* [GIVEN INSTRUCTION 1]
In the listing below, repeat word for word every line from the one containing "- main-nav: Kezdőlap" to the one containing "- powered-by-cookieyes[interactable]: Powered", including both of those lines.

===== READING PASSAGE =====

We're excited to announce that RabbitMQ 4.2 is now available on CloudAMQP! This version release features Khepri as the default metadata store for improved performance and scalability, along with local shovel enhancements, new message interceptors, CLI improvements, and other noteworthy updates.

Khepri feature flag marked as stable

By now, Khepri has become a familiar part of RabbitMQ. Built to replace Mnesia as more maintainable and scalable, Khepri stores RabbitMQ metadata, such as queue definitions, exchanges, bindings, users, and virtual hosts. Just as the new Raft-based metadata store in RabbitMQ, Khepri brings increased performance and more well-defined behavior in failure scenarios. This release is another major step towards Khepri.

After many releases in experimental state (since 3.13), the Khepri feature flag is now marked as stable. The 4.2 release marks Khepri as the default metadata store for new clusters. This means that if you just enable all stable feature flags after an upgrade (something we do for all CloudAMQP RabbitMQ clusters and highly recommend if you run your own RabbitMQ), Khepri will also be enabled in existing clusters.

As a user, you might not notice any difference, but as an operator, you need to get used to the differences. For example, in file layout, or how to check the health of the metadata store itself.

An observation made, and something that can be surprising with Khepri, is that you cannot define an exchange or queue (or make any metadata change) if only the smaller half of the cluster nodes are available.

Local shovel improvements

The RabbitMQ Shovel plugin is a familiar tool for our users; it behaves like a dedicated application that reliably moves or copies messages from a source (usually a queue) to a destination (usually an exchange or another queue). Historically, shovels used the AMQP 0.9.1 or AMQP 1.0 protocols to communicate with a remote or local broker, typically over TCP.

The new "local" shovel option, introduced in RabbitMQ 4.2, provides a more efficient way to move data within a single cluster. The 4.2 release also includes many general shovel-related fixes and performance improvements that benefit all shovel types, something we want to give a big shoutout to the RabbitMQ core team for!

Difference between a traditional AMQP Shovel and the new Local Shovel

The fundamental difference between a traditional AMQP Shovel and the new Local Shovel lies in how they communicate with the broker.

A standard AMQP Shovel operates exactly like any external client application: it must initiate a separate TCP connection to both the source and the destination and uses the standard AMQP protocol. The benefit is that the source and destination brokers don’t have to be on the same version, and don’t even have to be the same product as long as they support the appropriate AMQP protocol.

===== EXERCISE MATERIAL =====

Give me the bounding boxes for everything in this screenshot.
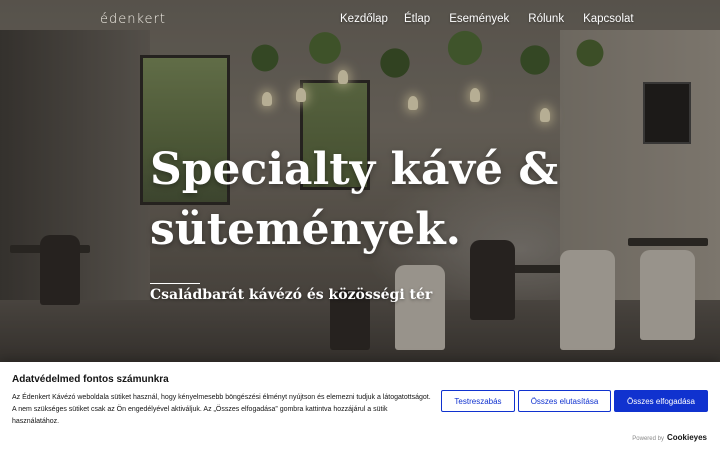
- main-nav: Kezdőlap Étlap Események Rólunk Kapcsola…: [340, 13, 634, 25]
- powered-by-label: Powered by: [632, 436, 664, 442]
- brand-logo-text: édenkert: [100, 12, 166, 27]
- hero-headline: Specialty kávé & sütemények.: [150, 140, 630, 260]
- nav-item-etlap[interactable]: Étlap: [404, 13, 430, 25]
- nav-item-rolunk[interactable]: Rólunk: [528, 13, 564, 25]
- hero-subheadline: Családbarát kávézó és közösségi tér: [150, 287, 433, 303]
- cookie-decline-all-button[interactable]: Összes elutasítása: [518, 390, 611, 412]
- hero-divider: [150, 283, 200, 284]
- nav-item-kezdolap[interactable]: Kezdőlap: [340, 13, 388, 25]
- nav-item-kapcsolat[interactable]: Kapcsolat: [583, 13, 634, 25]
- powered-by-cookieyes[interactable]: Powered by Cookieyes: [632, 433, 707, 442]
- nav-item-esemenyek[interactable]: Események: [449, 13, 509, 25]
- cookie-banner-title: Adatvédelmed fontos számunkra: [12, 374, 169, 385]
- cookie-consent-banner: Adatvédelmed fontos számunkra Az Édenker…: [0, 362, 720, 450]
- cookieyes-logo: Cookieyes: [666, 433, 707, 442]
- hero-headline-line-2: sütemények.: [150, 204, 461, 255]
- hero-headline-line-1: Specialty kávé &: [150, 144, 559, 195]
- cookie-banner-text: Az Édenkert Kávézó weboldala sütiket has…: [12, 394, 431, 425]
- cookie-accept-all-button[interactable]: Összes elfogadása: [614, 390, 708, 412]
- cookie-customize-button[interactable]: Testreszabás: [441, 390, 515, 412]
- brand-logo[interactable]: édenkert: [100, 12, 165, 34]
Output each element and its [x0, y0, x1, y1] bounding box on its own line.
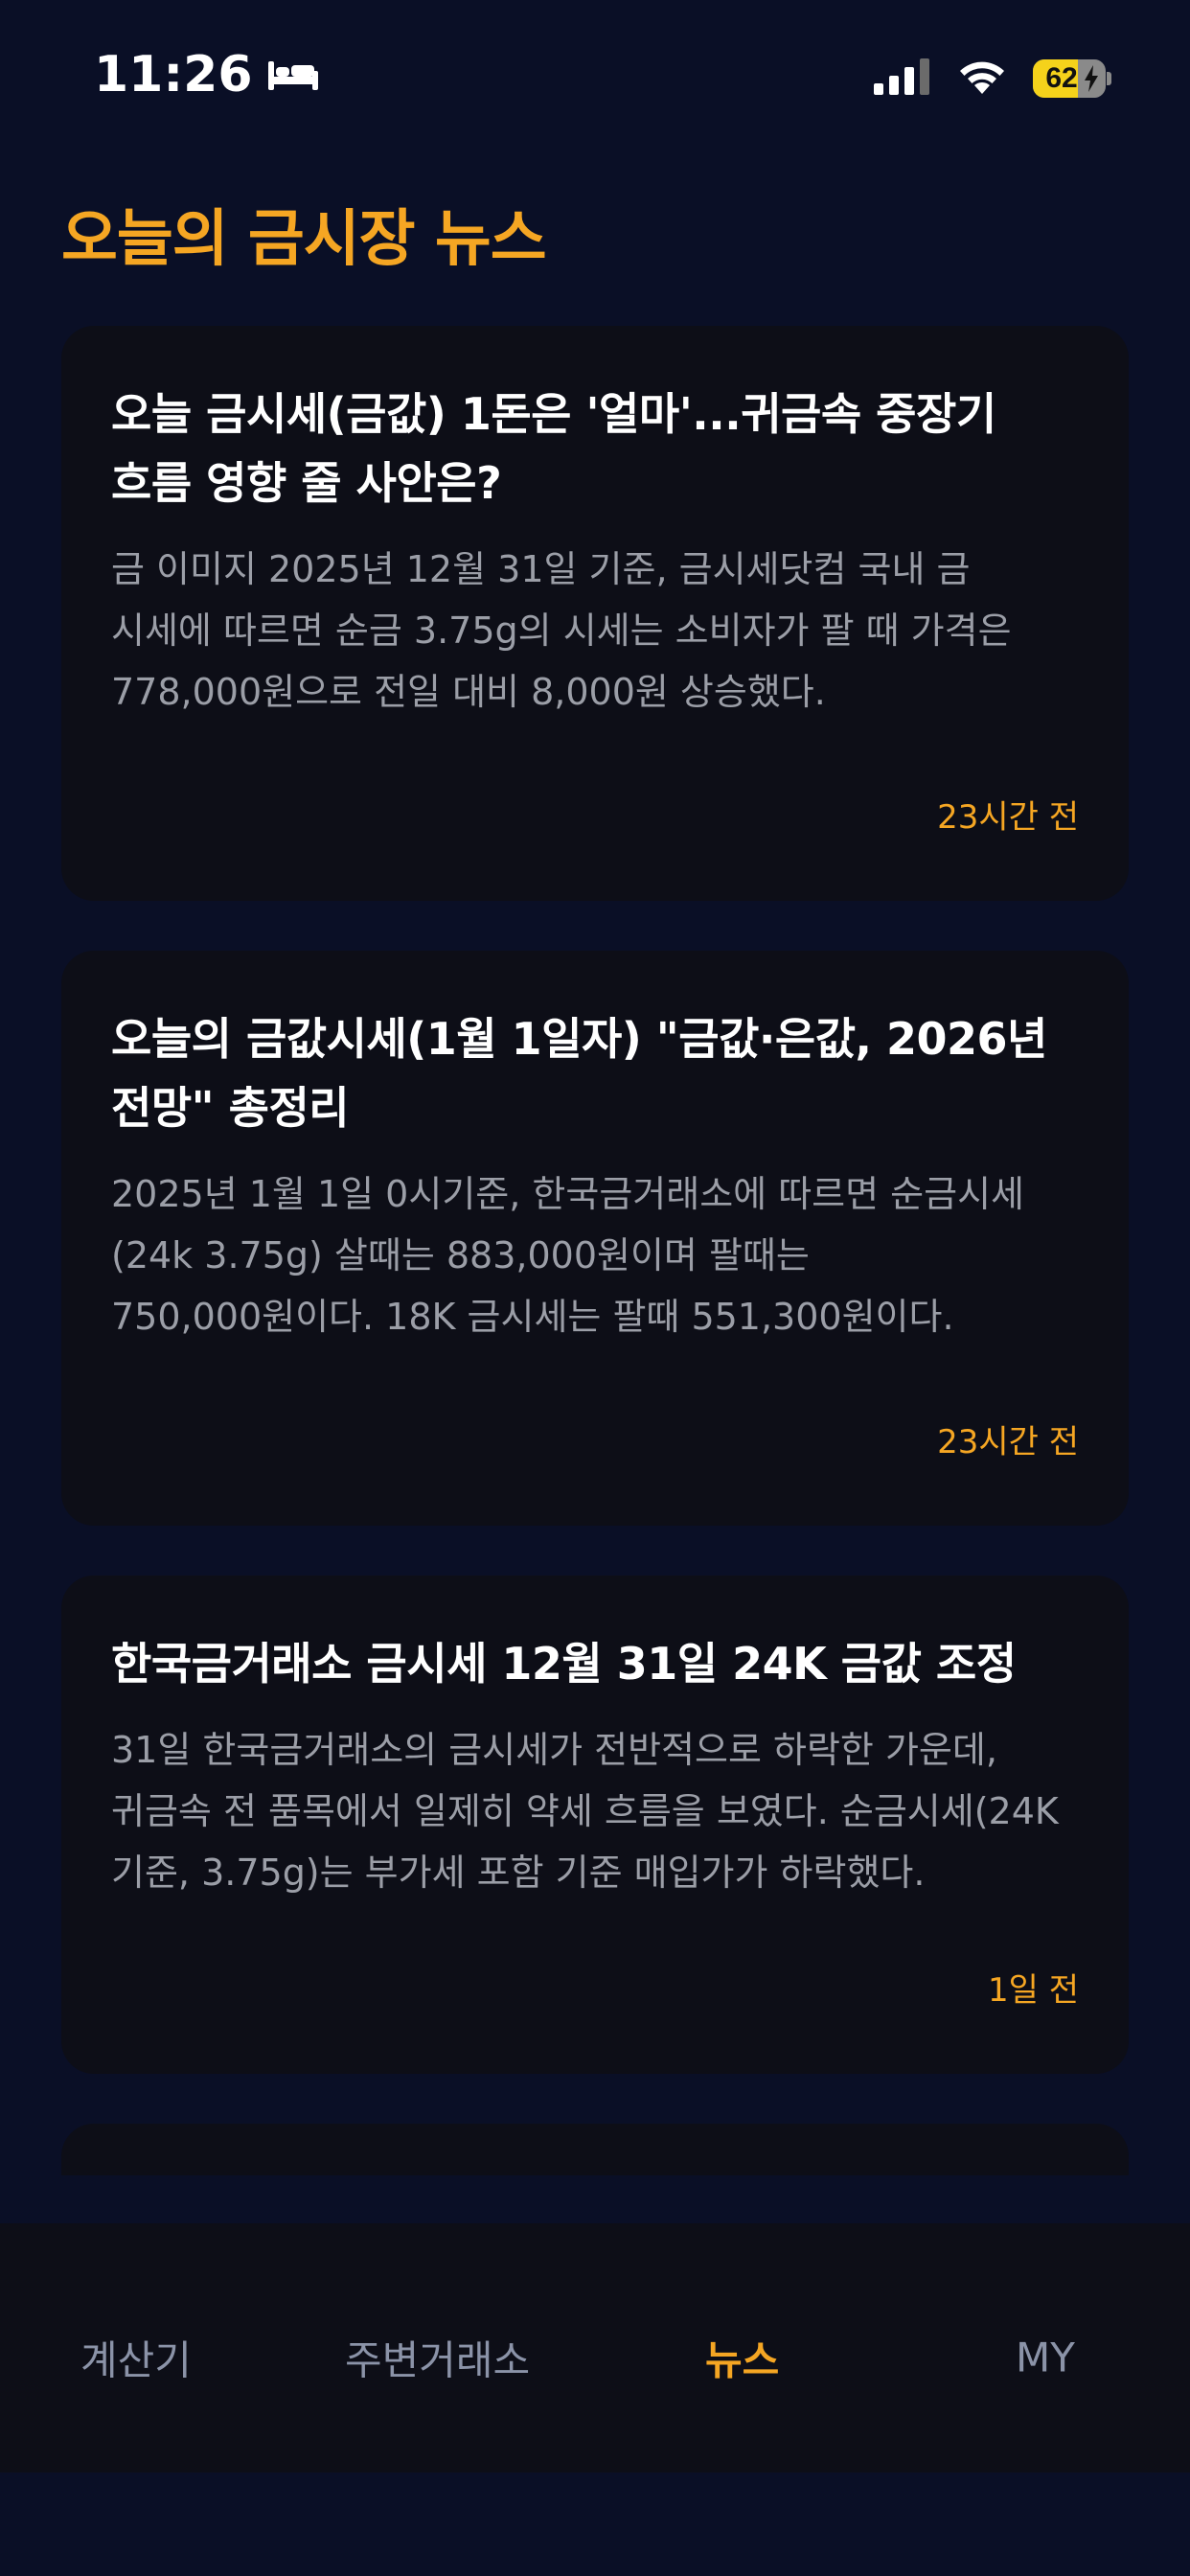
- tab-news[interactable]: 뉴스: [705, 2329, 779, 2387]
- battery-percent: 62: [1045, 62, 1078, 94]
- news-title: 오늘 금시세(금값) 1돈은 '얼마'...귀금속 중장기 흐름 영향 줄 사안…: [111, 388, 996, 509]
- sleep-focus-icon: [266, 58, 320, 92]
- news-card[interactable]: 오늘 금시세(금값) 1돈은 '얼마'...귀금속 중장기 흐름 영향 줄 사안…: [61, 326, 1129, 901]
- status-bar: 11:26 62: [0, 0, 1190, 144]
- news-time: 23시간 전: [937, 798, 1079, 837]
- news-card[interactable]: 오늘의 금값시세(1월 1일자) "금값·은값, 2026년 전망" 총정리 2…: [61, 951, 1129, 1526]
- status-time: 11:26: [94, 46, 253, 104]
- news-list[interactable]: 오늘 금시세(금값) 1돈은 '얼마'...귀금속 중장기 흐름 영향 줄 사안…: [61, 326, 1129, 2175]
- tab-calculator[interactable]: 계산기: [80, 2329, 192, 2387]
- status-indicators: 62: [874, 58, 1111, 100]
- news-title: 한국금거래소 금시세 12월 31일 24K 금값 조정: [111, 1638, 1017, 1690]
- news-time: 23시간 전: [937, 1423, 1079, 1461]
- status-time-group: 11:26: [94, 46, 320, 104]
- news-summary: 2025년 1월 1일 0시기준, 한국금거래소에 따르면 순금시세(24k 3…: [111, 1173, 1024, 1338]
- wifi-icon: [956, 58, 1008, 100]
- bottom-tab-bar: 계산기 주변거래소 뉴스 MY: [0, 2223, 1190, 2472]
- tab-my[interactable]: MY: [1016, 2334, 1075, 2381]
- news-title: 오늘의 금값시세(1월 1일자) "금값·은값, 2026년 전망" 총정리: [111, 1013, 1047, 1134]
- battery-icon: 62: [1033, 59, 1111, 98]
- tab-nearby-exchange[interactable]: 주변거래소: [345, 2329, 530, 2387]
- news-summary: 31일 한국금거래소의 금시세가 전반적으로 하락한 가운데, 귀금속 전 품목…: [111, 1729, 1059, 1894]
- news-card[interactable]: 한국금거래소 금시세 12월 31일 24K 금값 조정 31일 한국금거래소의…: [61, 1576, 1129, 2074]
- charging-bolt-icon: [1083, 65, 1100, 96]
- page-title: 오늘의 금시장 뉴스: [61, 204, 547, 275]
- news-card-partial[interactable]: [61, 2124, 1129, 2175]
- news-time: 1일 전: [988, 1971, 1079, 2010]
- cellular-signal-icon: [874, 58, 931, 99]
- news-summary: 금 이미지 2025년 12월 31일 기준, 금시세닷컴 국내 금 시세에 따…: [111, 548, 1012, 713]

=====

* [GIVEN INSTRUCTION 2]
Reproduce verbatim the passage of the RabbitMQ 4.2 announcement above from "By now, Khepri" to "in existing clusters.".

* [WRITTEN REPLY 1]
- main-nav: Kezdőlap Étlap Események Rólunk Kapcsola…: [340, 13, 634, 25]
- powered-by-label: Powered by: [632, 436, 664, 442]
- brand-logo-text: édenkert: [100, 12, 166, 27]
- hero-headline: Specialty kávé & sütemények.: [150, 140, 630, 260]
- nav-item-etlap[interactable]: Étlap: [404, 13, 430, 25]
- nav-item-rolunk[interactable]: Rólunk: [528, 13, 564, 25]
- hero-subheadline: Családbarát kávézó és közösségi tér: [150, 287, 433, 303]
- cookie-decline-all-button[interactable]: Összes elutasítása: [518, 390, 611, 412]
- hero-divider: [150, 283, 200, 284]
- nav-item-kezdolap[interactable]: Kezdőlap: [340, 13, 388, 25]
- nav-item-kapcsolat[interactable]: Kapcsolat: [583, 13, 634, 25]
- powered-by-cookieyes[interactable]: Powered by Cookieyes: [632, 433, 707, 442]

* [WRITTEN REPLY 2]
By now, Khepri has become a familiar part of RabbitMQ. Built to replace Mnesia as more maintainable and scalable, Khepri stores RabbitMQ metadata, such as queue definitions, exchanges, bindings, users, and virtual hosts. Just as the new Raft-based metadata store in RabbitMQ, Khepri brings increased performance and more well-defined behavior in failure scenarios. This release is another major step towards Khepri.

After many releases in experimental state (since 3.13), the Khepri feature flag is now marked as stable. The 4.2 release marks Khepri as the default metadata store for new clusters. This means that if you just enable all stable feature flags after an upgrade (something we do for all CloudAMQP RabbitMQ clusters and highly recommend if you run your own RabbitMQ), Khepri will also be enabled in existing clusters.